-- START OF DATA ENTRIES --

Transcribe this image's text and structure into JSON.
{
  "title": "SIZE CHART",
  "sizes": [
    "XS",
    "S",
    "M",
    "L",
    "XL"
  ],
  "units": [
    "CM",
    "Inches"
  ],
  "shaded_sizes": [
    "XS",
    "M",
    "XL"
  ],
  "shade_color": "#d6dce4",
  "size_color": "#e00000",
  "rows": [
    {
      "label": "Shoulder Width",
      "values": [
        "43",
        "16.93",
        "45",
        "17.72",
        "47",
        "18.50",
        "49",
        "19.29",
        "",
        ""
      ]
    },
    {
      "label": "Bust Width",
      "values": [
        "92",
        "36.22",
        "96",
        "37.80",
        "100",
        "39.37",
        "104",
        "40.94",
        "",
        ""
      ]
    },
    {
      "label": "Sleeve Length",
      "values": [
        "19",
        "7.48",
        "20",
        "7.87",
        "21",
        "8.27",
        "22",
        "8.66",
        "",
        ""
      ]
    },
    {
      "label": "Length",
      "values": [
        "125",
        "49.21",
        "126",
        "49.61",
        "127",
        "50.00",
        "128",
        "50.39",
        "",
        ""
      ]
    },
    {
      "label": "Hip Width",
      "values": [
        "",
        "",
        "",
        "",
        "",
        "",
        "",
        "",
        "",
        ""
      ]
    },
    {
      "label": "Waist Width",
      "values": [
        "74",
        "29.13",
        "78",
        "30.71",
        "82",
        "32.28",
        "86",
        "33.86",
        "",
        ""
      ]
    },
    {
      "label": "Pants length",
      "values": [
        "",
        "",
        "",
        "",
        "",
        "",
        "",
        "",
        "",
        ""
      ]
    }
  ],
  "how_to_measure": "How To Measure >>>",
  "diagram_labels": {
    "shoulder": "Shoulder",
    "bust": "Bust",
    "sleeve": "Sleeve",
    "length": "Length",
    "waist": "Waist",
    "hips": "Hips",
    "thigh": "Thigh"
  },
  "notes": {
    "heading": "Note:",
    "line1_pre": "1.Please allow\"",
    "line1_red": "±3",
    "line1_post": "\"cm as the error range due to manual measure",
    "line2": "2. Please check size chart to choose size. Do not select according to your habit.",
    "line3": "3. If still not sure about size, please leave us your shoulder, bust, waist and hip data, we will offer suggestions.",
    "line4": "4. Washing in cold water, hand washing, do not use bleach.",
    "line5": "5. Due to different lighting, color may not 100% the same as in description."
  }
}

-- END OF DATA ENTRIES --

▶ **PROBLEM DETAILS**
Reproduce the records above exactly.

▶ **THE OUTPUT**
Transcribe this image's text and structure into JSON.
{
  "title": "SIZE CHART",
  "sizes": [
    "XS",
    "S",
    "M",
    "L",
    "XL"
  ],
  "units": [
    "CM",
    "Inches"
  ],
  "shaded_sizes": [
    "XS",
    "M",
    "XL"
  ],
  "shade_color": "#d6dce4",
  "size_color": "#e00000",
  "rows": [
    {
      "label": "Shoulder Width",
      "values": [
        "43",
        "16.93",
        "45",
        "17.72",
        "47",
        "18.50",
        "49",
        "19.29",
        "",
        ""
      ]
    },
    {
      "label": "Bust Width",
      "values": [
        "92",
        "36.22",
        "96",
        "37.80",
        "100",
        "39.37",
        "104",
        "40.94",
        "",
        ""
      ]
    },
    {
      "label": "Sleeve Length",
      "values": [
        "19",
        "7.48",
        "20",
        "7.87",
        "21",
        "8.27",
        "22",
        "8.66",
        "",
        ""
      ]
    },
    {
      "label": "Length",
      "values": [
        "125",
        "49.21",
        "126",
        "49.61",
        "127",
        "50.00",
        "128",
        "50.39",
        "",
        ""
      ]
    },
    {
      "label": "Hip Width",
      "values": [
        "",
        "",
        "",
        "",
        "",
        "",
        "",
        "",
        "",
        ""
      ]
    },
    {
      "label": "Waist Width",
      "values": [
        "74",
        "29.13",
        "78",
        "30.71",
        "82",
        "32.28",
        "86",
        "33.86",
        "",
        ""
      ]
    },
    {
      "label": "Pants length",
      "values": [
        "",
        "",
        "",
        "",
        "",
        "",
        "",
        "",
        "",
        ""
      ]
    }
  ],
  "how_to_measure": "How To Measure >>>",
  "diagram_labels": {
    "shoulder": "Shoulder",
    "bust": "Bust",
    "sleeve": "Sleeve",
    "length": "Length",
    "waist": "Waist",
    "hips": "Hips",
    "thigh": "Thigh"
  },
  "notes": {
    "heading": "Note:",
    "line1_pre": "1.Please allow\"",
    "line1_red": "±3",
    "line1_post": "\"cm as the error range due to manual measure",
    "line2": "2. Please check size chart to choose size. Do not select according to your habit.",
    "line3": "3. If still not sure about size, please leave us your shoulder, bust, waist and hip data, we will offer suggestions.",
    "line4": "4. Washing in cold water, hand washing, do not use bleach.",
    "line5": "5. Due to different lighting, color may not 100% the same as in description."
  }
}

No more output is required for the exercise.